_WRITTEN EXERCISE_. Every line below that holds the string "offset" should be copied out.

--*--

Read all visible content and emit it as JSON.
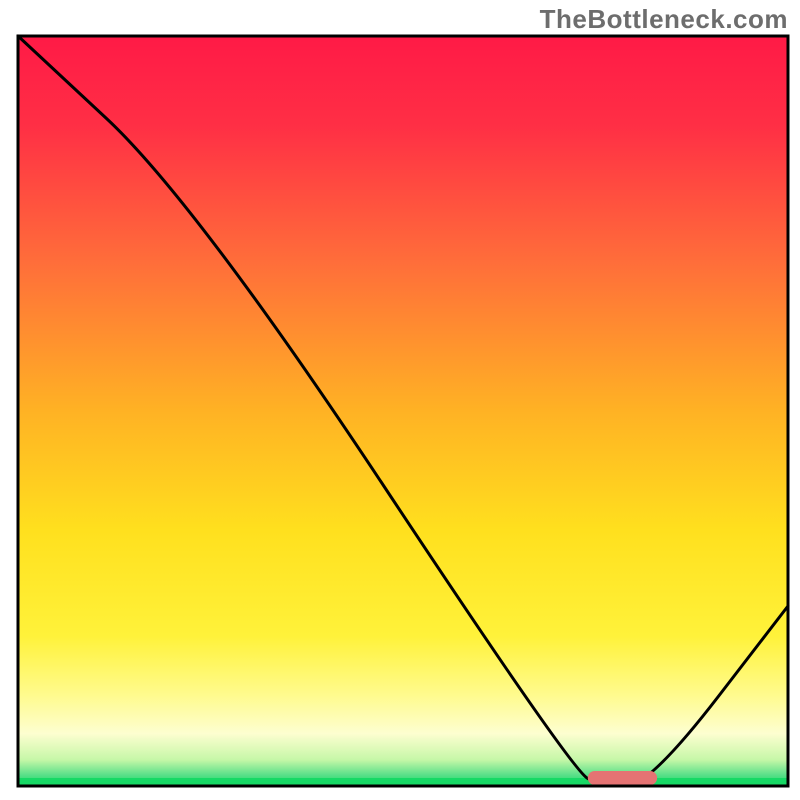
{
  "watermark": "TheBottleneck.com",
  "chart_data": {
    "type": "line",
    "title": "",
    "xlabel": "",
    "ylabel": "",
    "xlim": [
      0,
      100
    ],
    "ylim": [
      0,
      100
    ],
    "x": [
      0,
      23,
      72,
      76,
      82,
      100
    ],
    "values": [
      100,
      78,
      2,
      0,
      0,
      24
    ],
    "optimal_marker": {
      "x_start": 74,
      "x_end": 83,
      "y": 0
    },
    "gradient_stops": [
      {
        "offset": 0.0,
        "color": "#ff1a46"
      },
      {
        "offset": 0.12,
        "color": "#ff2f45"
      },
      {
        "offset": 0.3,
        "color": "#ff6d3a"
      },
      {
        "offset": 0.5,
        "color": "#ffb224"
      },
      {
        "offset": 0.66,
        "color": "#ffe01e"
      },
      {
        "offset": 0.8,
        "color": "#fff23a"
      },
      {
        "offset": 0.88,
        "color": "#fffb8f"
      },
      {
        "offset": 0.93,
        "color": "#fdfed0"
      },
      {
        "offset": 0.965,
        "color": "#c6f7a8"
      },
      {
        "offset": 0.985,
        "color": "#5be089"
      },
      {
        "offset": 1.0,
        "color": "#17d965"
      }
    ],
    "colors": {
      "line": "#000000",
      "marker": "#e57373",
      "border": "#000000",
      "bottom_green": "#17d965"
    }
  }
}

--*--

_ANSWER BELOW_.
        "offset": 0.0,
        "offset": 0.12,
        "offset": 0.3,
        "offset": 0.5,
        "offset": 0.66,
        "offset": 0.8,
        "offset": 0.88,
        "offset": 0.93,
        "offset": 0.965,
        "offset": 0.985,
        "offset": 1.0,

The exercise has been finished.